Short exercise :: Copy out the data below verbatim.

Information provided ::
◇ ◇ ◇ ◇ ◇

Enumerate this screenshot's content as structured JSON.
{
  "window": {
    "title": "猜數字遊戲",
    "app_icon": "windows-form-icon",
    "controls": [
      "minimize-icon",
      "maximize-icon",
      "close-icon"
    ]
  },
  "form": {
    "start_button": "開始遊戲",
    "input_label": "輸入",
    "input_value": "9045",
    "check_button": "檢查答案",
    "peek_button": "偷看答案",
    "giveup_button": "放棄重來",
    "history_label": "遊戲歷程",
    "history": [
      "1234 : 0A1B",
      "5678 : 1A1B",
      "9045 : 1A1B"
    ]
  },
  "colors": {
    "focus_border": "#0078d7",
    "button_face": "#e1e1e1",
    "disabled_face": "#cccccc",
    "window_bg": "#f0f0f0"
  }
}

◇ ◇ ◇ ◇ ◇

Task answer ::
Enumerate this screenshot's content as structured JSON.
{
  "window": {
    "title": "猜數字遊戲",
    "app_icon": "windows-form-icon",
    "controls": [
      "minimize-icon",
      "maximize-icon",
      "close-icon"
    ]
  },
  "form": {
    "start_button": "開始遊戲",
    "input_label": "輸入",
    "input_value": "9045",
    "check_button": "檢查答案",
    "peek_button": "偷看答案",
    "giveup_button": "放棄重來",
    "history_label": "遊戲歷程",
    "history": [
      "1234 : 0A1B",
      "5678 : 1A1B",
      "9045 : 1A1B"
    ]
  },
  "colors": {
    "focus_border": "#0078d7",
    "button_face": "#e1e1e1",
    "disabled_face": "#cccccc",
    "window_bg": "#f0f0f0"
  }
}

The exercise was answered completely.